■ Source material:
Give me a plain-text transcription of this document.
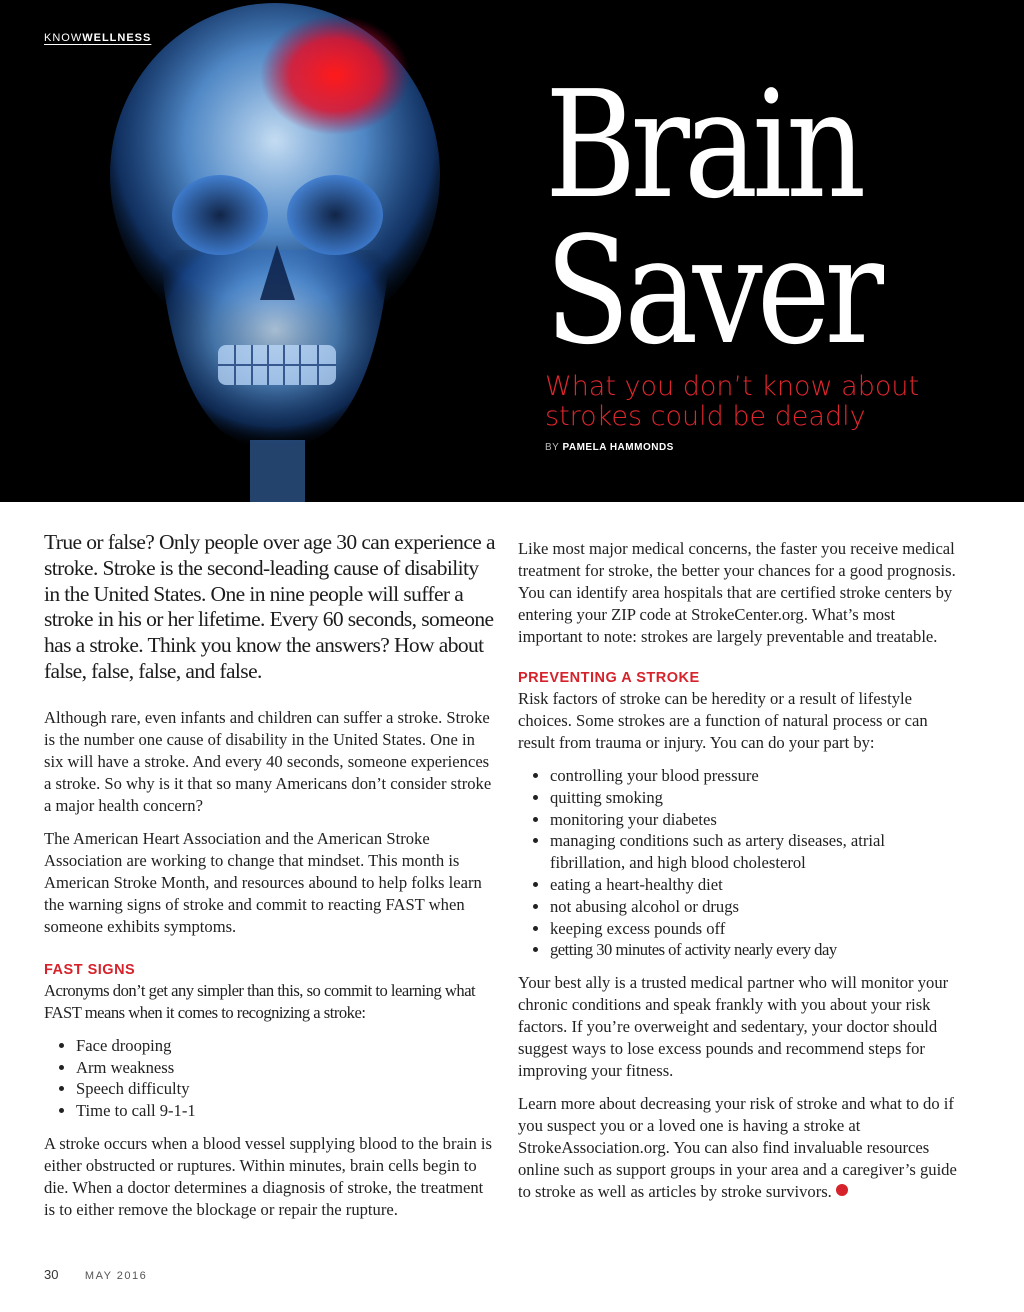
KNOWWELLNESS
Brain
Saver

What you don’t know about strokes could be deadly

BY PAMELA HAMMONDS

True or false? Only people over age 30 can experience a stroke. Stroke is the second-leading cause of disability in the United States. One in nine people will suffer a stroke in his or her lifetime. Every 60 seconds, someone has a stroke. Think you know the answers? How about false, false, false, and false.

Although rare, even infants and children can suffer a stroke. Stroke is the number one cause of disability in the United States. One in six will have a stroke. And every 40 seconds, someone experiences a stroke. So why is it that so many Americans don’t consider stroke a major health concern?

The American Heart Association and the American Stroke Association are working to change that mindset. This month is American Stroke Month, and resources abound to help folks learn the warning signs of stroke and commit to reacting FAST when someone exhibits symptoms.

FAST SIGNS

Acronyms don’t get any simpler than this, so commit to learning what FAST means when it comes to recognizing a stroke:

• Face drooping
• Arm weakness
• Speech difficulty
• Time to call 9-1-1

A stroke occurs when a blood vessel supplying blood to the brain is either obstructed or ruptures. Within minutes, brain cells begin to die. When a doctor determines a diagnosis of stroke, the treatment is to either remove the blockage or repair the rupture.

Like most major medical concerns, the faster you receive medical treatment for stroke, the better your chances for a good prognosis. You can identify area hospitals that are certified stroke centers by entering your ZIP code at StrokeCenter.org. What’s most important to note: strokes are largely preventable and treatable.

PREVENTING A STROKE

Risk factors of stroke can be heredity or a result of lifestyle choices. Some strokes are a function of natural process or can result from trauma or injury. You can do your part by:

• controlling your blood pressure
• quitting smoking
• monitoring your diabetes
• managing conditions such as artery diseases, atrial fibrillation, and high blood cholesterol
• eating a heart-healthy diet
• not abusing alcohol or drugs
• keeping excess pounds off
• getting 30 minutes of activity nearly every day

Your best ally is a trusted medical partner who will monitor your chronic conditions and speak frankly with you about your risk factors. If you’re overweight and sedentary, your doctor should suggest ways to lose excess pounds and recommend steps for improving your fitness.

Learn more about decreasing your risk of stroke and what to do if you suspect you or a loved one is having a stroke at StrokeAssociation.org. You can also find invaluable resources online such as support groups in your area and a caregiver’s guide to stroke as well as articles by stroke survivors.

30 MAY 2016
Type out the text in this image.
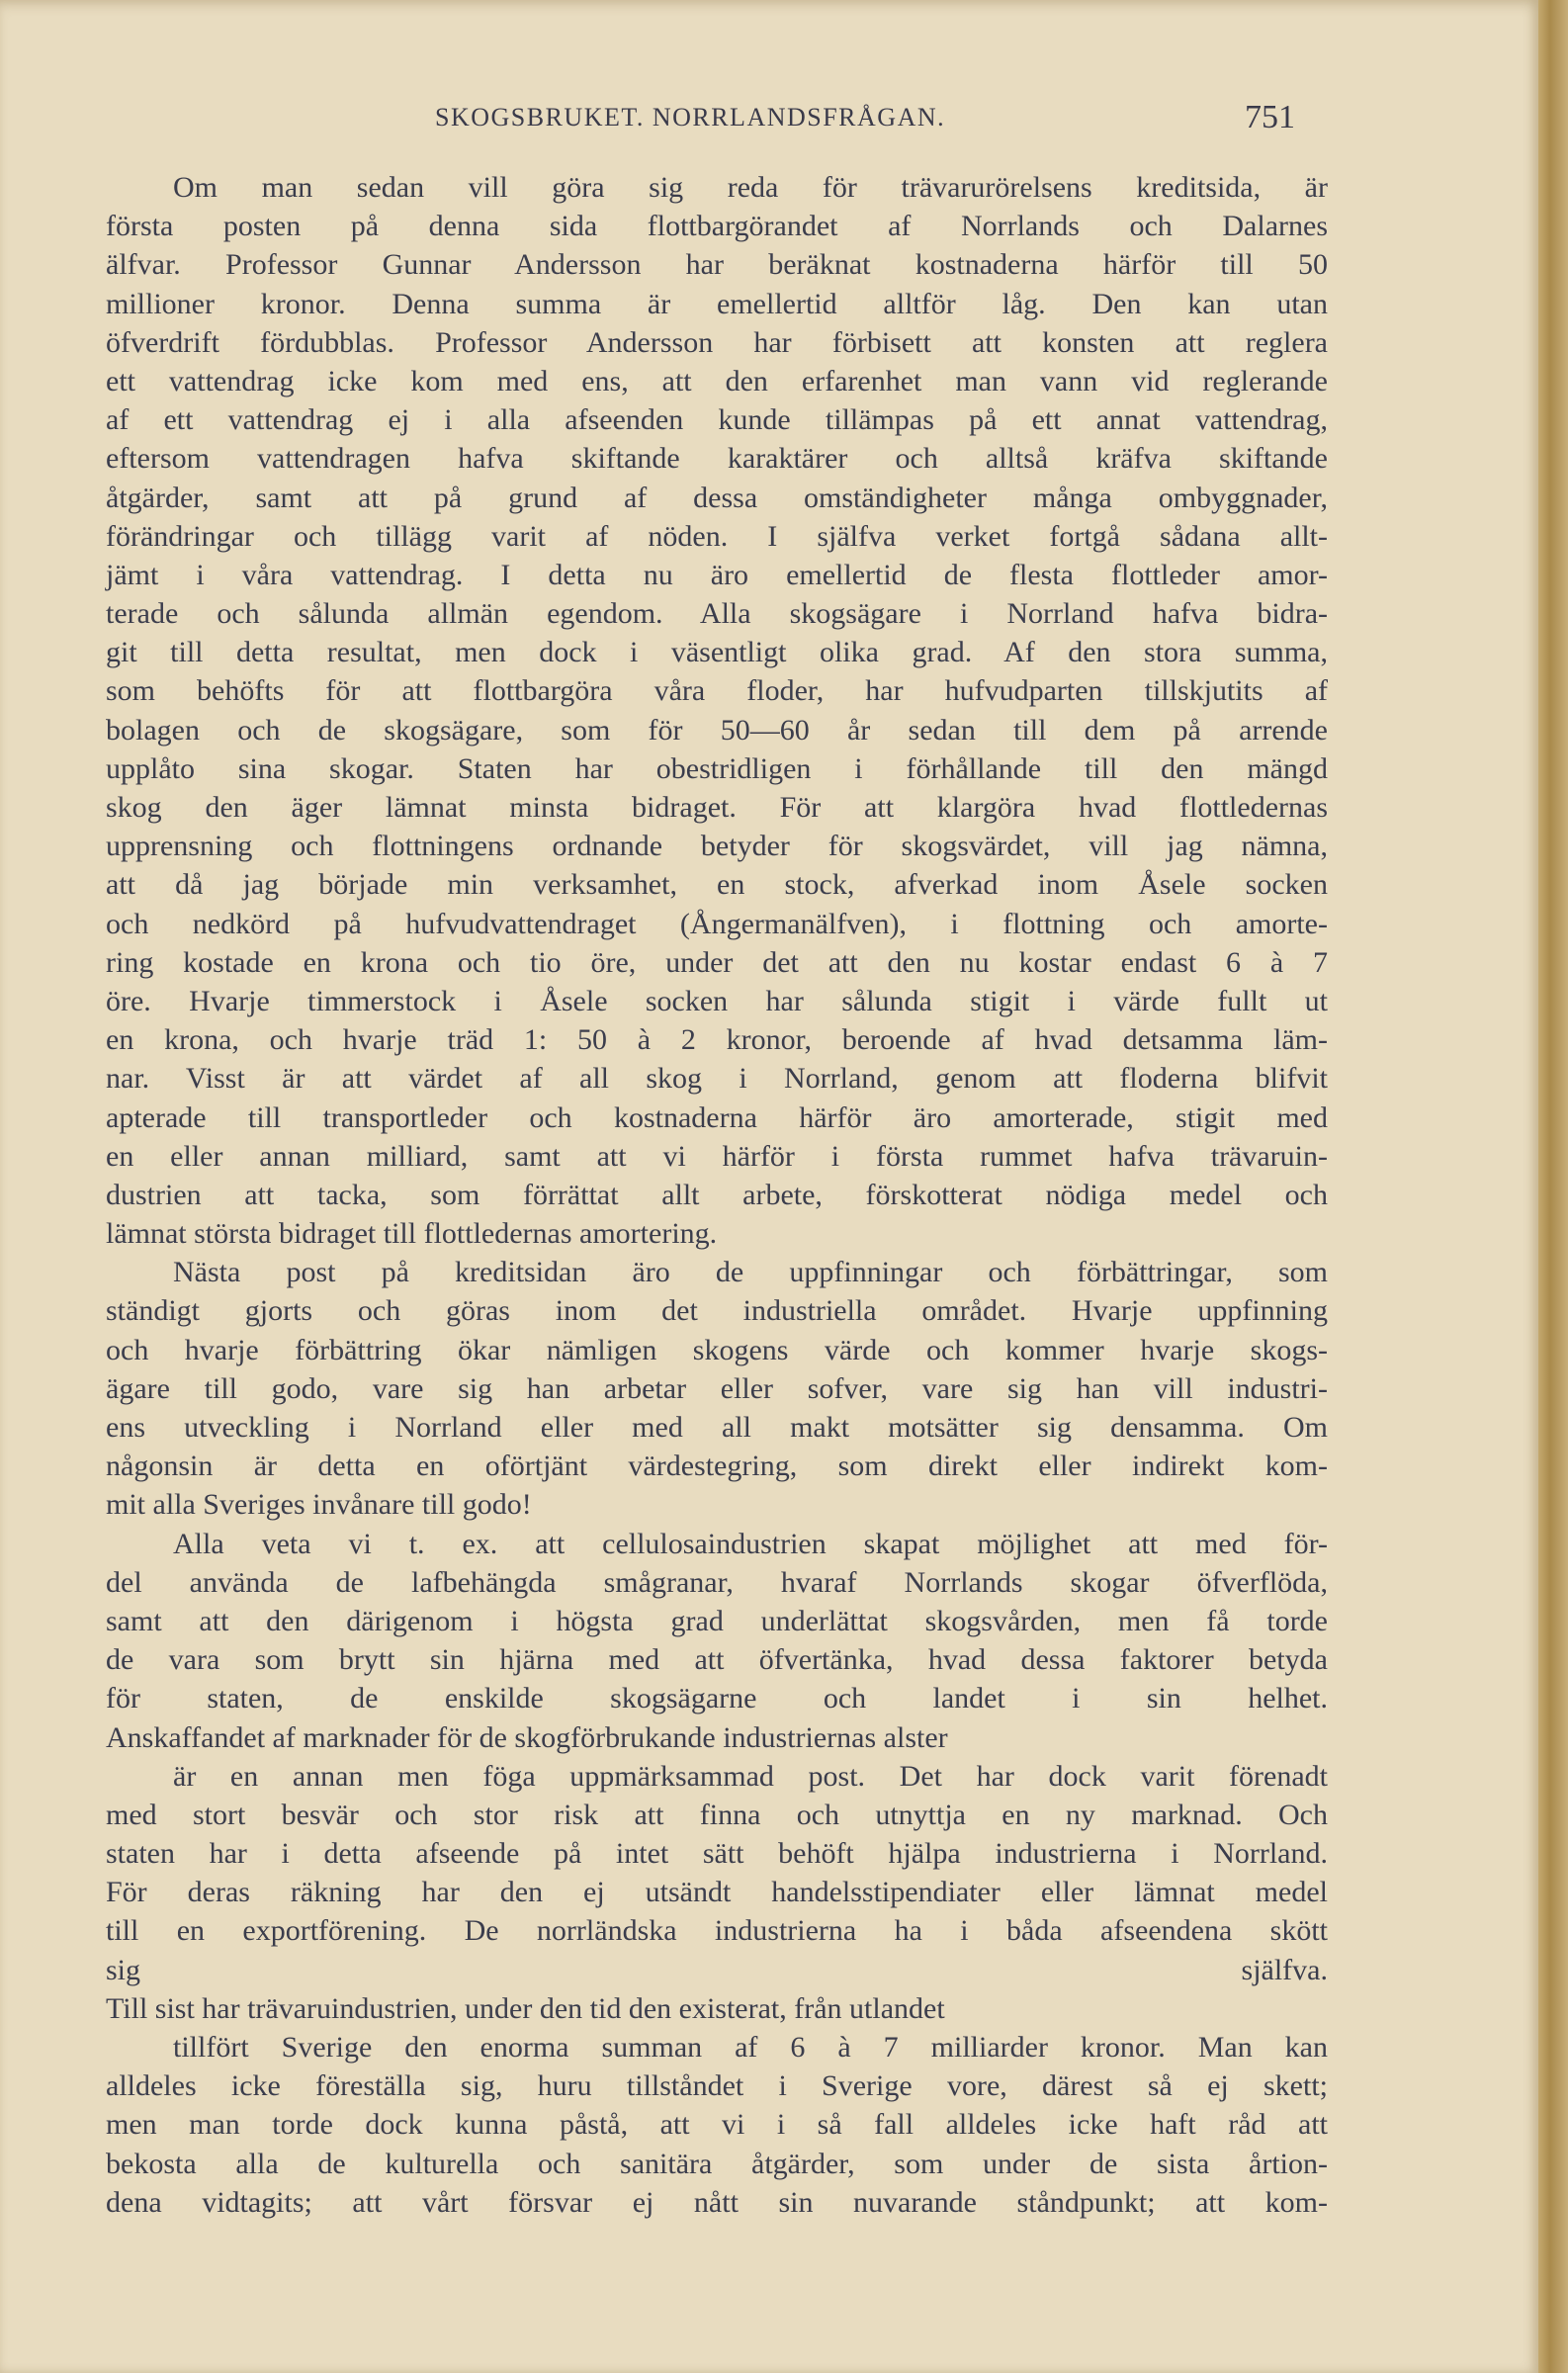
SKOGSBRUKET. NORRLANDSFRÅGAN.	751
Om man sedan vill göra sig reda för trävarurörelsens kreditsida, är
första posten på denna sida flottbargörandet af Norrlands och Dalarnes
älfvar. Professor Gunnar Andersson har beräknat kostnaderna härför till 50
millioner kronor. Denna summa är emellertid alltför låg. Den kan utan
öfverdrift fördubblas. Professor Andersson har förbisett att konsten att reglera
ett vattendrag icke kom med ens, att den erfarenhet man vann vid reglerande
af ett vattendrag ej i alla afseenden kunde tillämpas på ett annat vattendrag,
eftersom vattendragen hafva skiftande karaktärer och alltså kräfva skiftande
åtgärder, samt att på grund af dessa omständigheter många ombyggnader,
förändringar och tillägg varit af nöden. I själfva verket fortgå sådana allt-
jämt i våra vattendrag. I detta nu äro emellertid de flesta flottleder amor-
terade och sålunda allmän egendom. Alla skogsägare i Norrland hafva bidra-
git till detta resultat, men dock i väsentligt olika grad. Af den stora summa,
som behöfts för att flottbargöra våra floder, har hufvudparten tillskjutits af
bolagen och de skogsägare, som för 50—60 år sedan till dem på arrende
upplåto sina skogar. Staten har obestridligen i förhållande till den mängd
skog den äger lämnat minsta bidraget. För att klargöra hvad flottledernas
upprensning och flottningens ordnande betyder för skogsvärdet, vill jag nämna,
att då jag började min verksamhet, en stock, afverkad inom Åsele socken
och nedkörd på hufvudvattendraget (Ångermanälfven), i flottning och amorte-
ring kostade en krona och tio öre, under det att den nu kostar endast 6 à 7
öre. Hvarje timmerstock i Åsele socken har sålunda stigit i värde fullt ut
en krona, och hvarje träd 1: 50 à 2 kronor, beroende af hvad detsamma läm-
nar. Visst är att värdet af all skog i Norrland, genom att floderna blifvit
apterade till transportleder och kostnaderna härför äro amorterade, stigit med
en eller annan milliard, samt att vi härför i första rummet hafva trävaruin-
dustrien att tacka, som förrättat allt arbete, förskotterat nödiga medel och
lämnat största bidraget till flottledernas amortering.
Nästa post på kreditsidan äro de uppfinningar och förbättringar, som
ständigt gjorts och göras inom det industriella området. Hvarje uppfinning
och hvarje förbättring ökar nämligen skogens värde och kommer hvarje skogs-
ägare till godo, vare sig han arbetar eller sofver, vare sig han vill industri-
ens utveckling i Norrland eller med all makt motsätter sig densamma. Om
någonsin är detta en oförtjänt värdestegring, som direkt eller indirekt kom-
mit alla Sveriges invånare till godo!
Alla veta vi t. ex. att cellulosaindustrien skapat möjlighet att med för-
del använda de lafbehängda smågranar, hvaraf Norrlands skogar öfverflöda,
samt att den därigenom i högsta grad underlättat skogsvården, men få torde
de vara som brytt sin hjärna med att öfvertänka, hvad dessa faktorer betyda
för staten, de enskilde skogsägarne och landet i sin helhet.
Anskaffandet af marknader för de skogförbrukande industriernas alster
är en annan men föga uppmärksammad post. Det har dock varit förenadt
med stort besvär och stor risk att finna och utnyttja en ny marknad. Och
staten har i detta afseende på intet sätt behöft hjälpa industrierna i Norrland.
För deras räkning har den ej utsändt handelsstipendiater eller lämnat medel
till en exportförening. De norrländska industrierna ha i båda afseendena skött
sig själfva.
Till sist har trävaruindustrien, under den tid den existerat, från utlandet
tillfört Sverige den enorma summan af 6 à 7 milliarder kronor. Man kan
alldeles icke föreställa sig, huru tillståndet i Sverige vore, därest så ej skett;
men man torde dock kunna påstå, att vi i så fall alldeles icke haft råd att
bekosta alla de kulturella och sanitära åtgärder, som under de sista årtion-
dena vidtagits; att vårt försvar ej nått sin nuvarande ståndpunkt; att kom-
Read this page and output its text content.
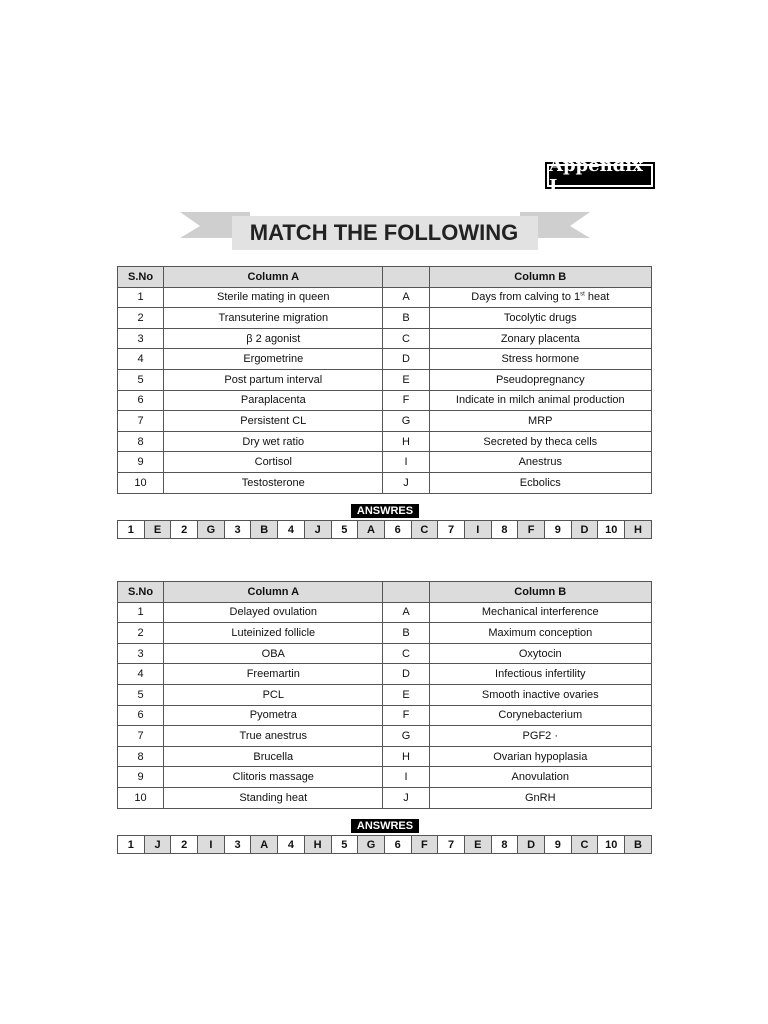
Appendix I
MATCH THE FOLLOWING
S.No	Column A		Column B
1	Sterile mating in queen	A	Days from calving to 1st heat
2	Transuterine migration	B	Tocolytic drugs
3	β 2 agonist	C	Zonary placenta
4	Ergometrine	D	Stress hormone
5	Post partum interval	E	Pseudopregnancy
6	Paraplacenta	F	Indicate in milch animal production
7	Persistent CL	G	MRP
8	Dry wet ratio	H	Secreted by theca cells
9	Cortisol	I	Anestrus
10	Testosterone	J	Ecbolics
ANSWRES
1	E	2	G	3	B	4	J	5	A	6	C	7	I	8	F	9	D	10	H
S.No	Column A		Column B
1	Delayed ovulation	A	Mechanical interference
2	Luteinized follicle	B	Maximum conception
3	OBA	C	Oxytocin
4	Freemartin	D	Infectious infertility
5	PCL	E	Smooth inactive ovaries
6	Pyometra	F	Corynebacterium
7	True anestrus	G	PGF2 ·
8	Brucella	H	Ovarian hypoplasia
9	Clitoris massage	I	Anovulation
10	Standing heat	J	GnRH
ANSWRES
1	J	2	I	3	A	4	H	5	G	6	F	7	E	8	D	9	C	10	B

■ Problem requirements:
Lines of the material that contain the word "samt" are to be gathered.

■ Completed exercise:
åtgärder, samt att på grund af dessa omständigheter många ombyggnader,
en eller annan milliard, samt att vi härför i första rummet hafva trävaruin-
samt att den därigenom i högsta grad underlättat skogsvården, men få torde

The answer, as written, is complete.